** DATA SUPPLIED **

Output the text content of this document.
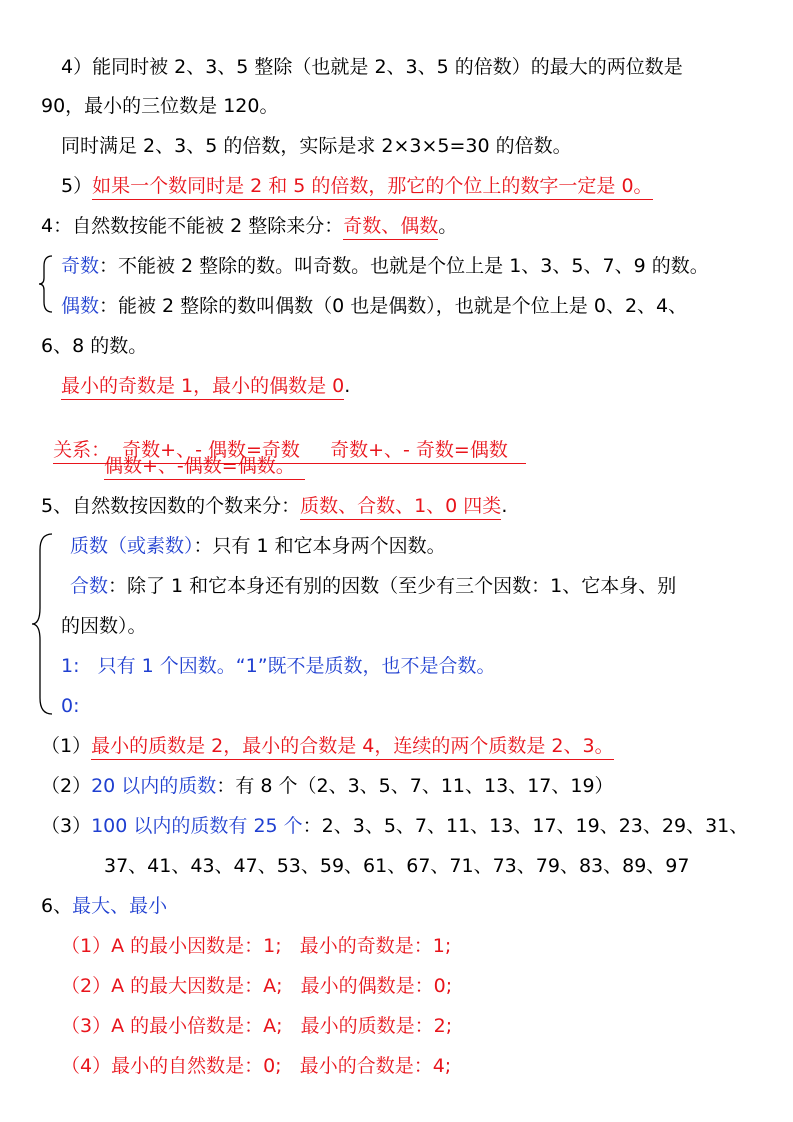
4）能同时被 2、3、5 整除（也就是 2、3、5 的倍数）的最大的两位数是
90，最小的三位数是 120。
同时满足 2、3、5 的倍数，实际是求 2×3×5=30 的倍数。
5）如果一个数同时是 2 和 5 的倍数，那它的个位上的数字一定是 0。
4：自然数按能不能被 2 整除来分：奇数、偶数。
奇数：不能被 2 整除的数。叫奇数。也就是个位上是 1、3、5、7、9 的数。
偶数：能被 2 整除的数叫偶数（0 也是偶数），也就是个位上是 0、2、4、
6、8 的数。
最小的奇数是 1，最小的偶数是 0.

关系：  奇数+、- 偶数=奇数     奇数+、- 奇数=偶数

偶数+、-偶数=偶数。
5、自然数按因数的个数来分：质数、合数、1、0 四类.
质数（或素数）：只有 1 和它本身两个因数。
合数：除了 1 和它本身还有别的因数（至少有三个因数：1、它本身、别
的因数）。
1:   只有 1 个因数。“1”既不是质数，也不是合数。
0:
（1）最小的质数是 2，最小的合数是 4，连续的两个质数是 2、3。
（2）20 以内的质数：有 8 个（2、3、5、7、11、13、17、19）
（3）100 以内的质数有 25 个：2、3、5、7、11、13、17、19、23、29、31、
37、41、43、47、53、59、61、67、71、73、79、83、89、97
6、最大、最小
（1）A 的最小因数是：1;   最小的奇数是：1;
（2）A 的最大因数是：A;   最小的偶数是：0;
（3）A 的最小倍数是：A;   最小的质数是：2;
（4）最小的自然数是：0;   最小的合数是：4;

** PROBLEM TO SOLVE **
Without the pictures, transcribe the listing above exactly.

** RESULT **
Output the text content of this document.
4）能同时被 2、3、5 整除（也就是 2、3、5 的倍数）的最大的两位数是
90，最小的三位数是 120。
同时满足 2、3、5 的倍数，实际是求 2×3×5=30 的倍数。
5）如果一个数同时是 2 和 5 的倍数，那它的个位上的数字一定是 0。
4：自然数按能不能被 2 整除来分：奇数、偶数。
奇数：不能被 2 整除的数。叫奇数。也就是个位上是 1、3、5、7、9 的数。
偶数：能被 2 整除的数叫偶数（0 也是偶数），也就是个位上是 0、2、4、
6、8 的数。
最小的奇数是 1，最小的偶数是 0.

关系：  奇数+、- 偶数=奇数     奇数+、- 奇数=偶数

偶数+、-偶数=偶数。
5、自然数按因数的个数来分：质数、合数、1、0 四类.
质数（或素数）：只有 1 和它本身两个因数。
合数：除了 1 和它本身还有别的因数（至少有三个因数：1、它本身、别
的因数）。
1:   只有 1 个因数。“1”既不是质数，也不是合数。
0:
（1）最小的质数是 2，最小的合数是 4，连续的两个质数是 2、3。
（2）20 以内的质数：有 8 个（2、3、5、7、11、13、17、19）
（3）100 以内的质数有 25 个：2、3、5、7、11、13、17、19、23、29、31、
37、41、43、47、53、59、61、67、71、73、79、83、89、97
6、最大、最小
（1）A 的最小因数是：1;   最小的奇数是：1;
（2）A 的最大因数是：A;   最小的偶数是：0;
（3）A 的最小倍数是：A;   最小的质数是：2;
（4）最小的自然数是：0;   最小的合数是：4;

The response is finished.